*DIRECTIONS*
Word for word, set down the records and skip each picture.

*Source data*
============

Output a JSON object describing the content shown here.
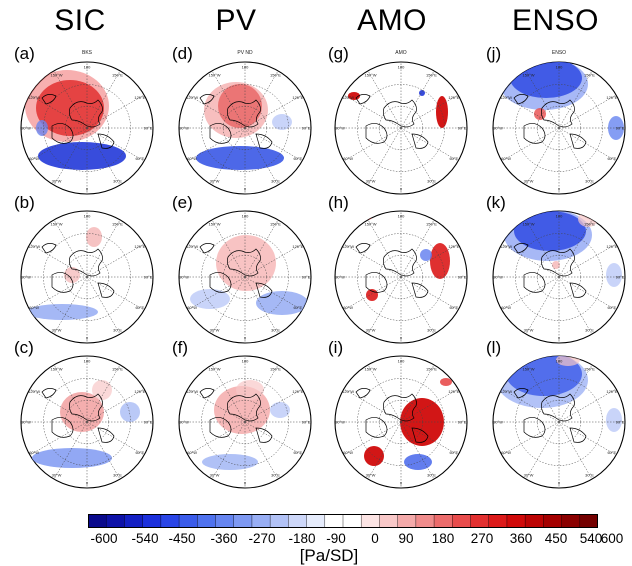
{
  "columns": [
    {
      "id": "sic",
      "title": "SIC"
    },
    {
      "id": "pv",
      "title": "PV"
    },
    {
      "id": "amo",
      "title": "AMO"
    },
    {
      "id": "enso",
      "title": "ENSO"
    }
  ],
  "panels": [
    {
      "label": "(a)",
      "map_title": "BKS",
      "col": 0,
      "row": 0
    },
    {
      "label": "(b)",
      "map_title": "",
      "col": 0,
      "row": 1
    },
    {
      "label": "(c)",
      "map_title": "",
      "col": 0,
      "row": 2
    },
    {
      "label": "(d)",
      "map_title": "PV ND",
      "col": 1,
      "row": 0
    },
    {
      "label": "(e)",
      "map_title": "",
      "col": 1,
      "row": 1
    },
    {
      "label": "(f)",
      "map_title": "",
      "col": 1,
      "row": 2
    },
    {
      "label": "(g)",
      "map_title": "AMO",
      "col": 2,
      "row": 0
    },
    {
      "label": "(h)",
      "map_title": "",
      "col": 2,
      "row": 1
    },
    {
      "label": "(i)",
      "map_title": "",
      "col": 2,
      "row": 2
    },
    {
      "label": "(j)",
      "map_title": "ENSO",
      "col": 3,
      "row": 0
    },
    {
      "label": "(k)",
      "map_title": "",
      "col": 3,
      "row": 1
    },
    {
      "label": "(l)",
      "map_title": "",
      "col": 3,
      "row": 2
    }
  ],
  "longitude_labels": [
    "180",
    "150°E",
    "120°E",
    "90°E",
    "60°E",
    "30°E",
    "0",
    "30°W",
    "60°W",
    "90°W",
    "120°W",
    "150°W"
  ],
  "colorbar": {
    "ticks": [
      "-600",
      "-540",
      "-450",
      "-360",
      "-270",
      "-180",
      "-90",
      "0",
      "90",
      "180",
      "270",
      "360",
      "450",
      "540",
      "600"
    ],
    "colors": [
      "#0a0a8c",
      "#0e12a8",
      "#1420c4",
      "#1c30dc",
      "#2a45e6",
      "#3b5cea",
      "#4f72ee",
      "#6685f0",
      "#7e99f2",
      "#98aef4",
      "#b2c2f6",
      "#cdd7f9",
      "#e6ecfc",
      "#ffffff",
      "#ffffff",
      "#fce4e4",
      "#f8c8c8",
      "#f4aaaa",
      "#f08c8c",
      "#ec6c6c",
      "#e84c4c",
      "#e23030",
      "#dc1a1a",
      "#d00a0a",
      "#bc0404",
      "#a40000",
      "#8a0000",
      "#740000"
    ],
    "unit": "[Pa/SD]"
  },
  "chart_data": {
    "type": "heatmap",
    "title": "",
    "rows": [
      "(a)-(j)",
      "(b)-(k)",
      "(c)-(l)"
    ],
    "columns": [
      "SIC",
      "PV",
      "AMO",
      "ENSO"
    ],
    "colorbar_range": [
      -600,
      600
    ],
    "colorbar_unit": "[Pa/SD]"
  }
}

============

*THE ANSWER*
Output a JSON object describing the content shown here.
{
  "columns": [
    {
      "id": "sic",
      "title": "SIC"
    },
    {
      "id": "pv",
      "title": "PV"
    },
    {
      "id": "amo",
      "title": "AMO"
    },
    {
      "id": "enso",
      "title": "ENSO"
    }
  ],
  "panels": [
    {
      "label": "(a)",
      "map_title": "BKS",
      "col": 0,
      "row": 0
    },
    {
      "label": "(b)",
      "map_title": "",
      "col": 0,
      "row": 1
    },
    {
      "label": "(c)",
      "map_title": "",
      "col": 0,
      "row": 2
    },
    {
      "label": "(d)",
      "map_title": "PV ND",
      "col": 1,
      "row": 0
    },
    {
      "label": "(e)",
      "map_title": "",
      "col": 1,
      "row": 1
    },
    {
      "label": "(f)",
      "map_title": "",
      "col": 1,
      "row": 2
    },
    {
      "label": "(g)",
      "map_title": "AMO",
      "col": 2,
      "row": 0
    },
    {
      "label": "(h)",
      "map_title": "",
      "col": 2,
      "row": 1
    },
    {
      "label": "(i)",
      "map_title": "",
      "col": 2,
      "row": 2
    },
    {
      "label": "(j)",
      "map_title": "ENSO",
      "col": 3,
      "row": 0
    },
    {
      "label": "(k)",
      "map_title": "",
      "col": 3,
      "row": 1
    },
    {
      "label": "(l)",
      "map_title": "",
      "col": 3,
      "row": 2
    }
  ],
  "longitude_labels": [
    "180",
    "150°E",
    "120°E",
    "90°E",
    "60°E",
    "30°E",
    "0",
    "30°W",
    "60°W",
    "90°W",
    "120°W",
    "150°W"
  ],
  "colorbar": {
    "ticks": [
      "-600",
      "-540",
      "-450",
      "-360",
      "-270",
      "-180",
      "-90",
      "0",
      "90",
      "180",
      "270",
      "360",
      "450",
      "540",
      "600"
    ],
    "colors": [
      "#0a0a8c",
      "#0e12a8",
      "#1420c4",
      "#1c30dc",
      "#2a45e6",
      "#3b5cea",
      "#4f72ee",
      "#6685f0",
      "#7e99f2",
      "#98aef4",
      "#b2c2f6",
      "#cdd7f9",
      "#e6ecfc",
      "#ffffff",
      "#ffffff",
      "#fce4e4",
      "#f8c8c8",
      "#f4aaaa",
      "#f08c8c",
      "#ec6c6c",
      "#e84c4c",
      "#e23030",
      "#dc1a1a",
      "#d00a0a",
      "#bc0404",
      "#a40000",
      "#8a0000",
      "#740000"
    ],
    "unit": "[Pa/SD]"
  },
  "chart_data": {
    "type": "heatmap",
    "title": "",
    "rows": [
      "(a)-(j)",
      "(b)-(k)",
      "(c)-(l)"
    ],
    "columns": [
      "SIC",
      "PV",
      "AMO",
      "ENSO"
    ],
    "colorbar_range": [
      -600,
      600
    ],
    "colorbar_unit": "[Pa/SD]"
  }
}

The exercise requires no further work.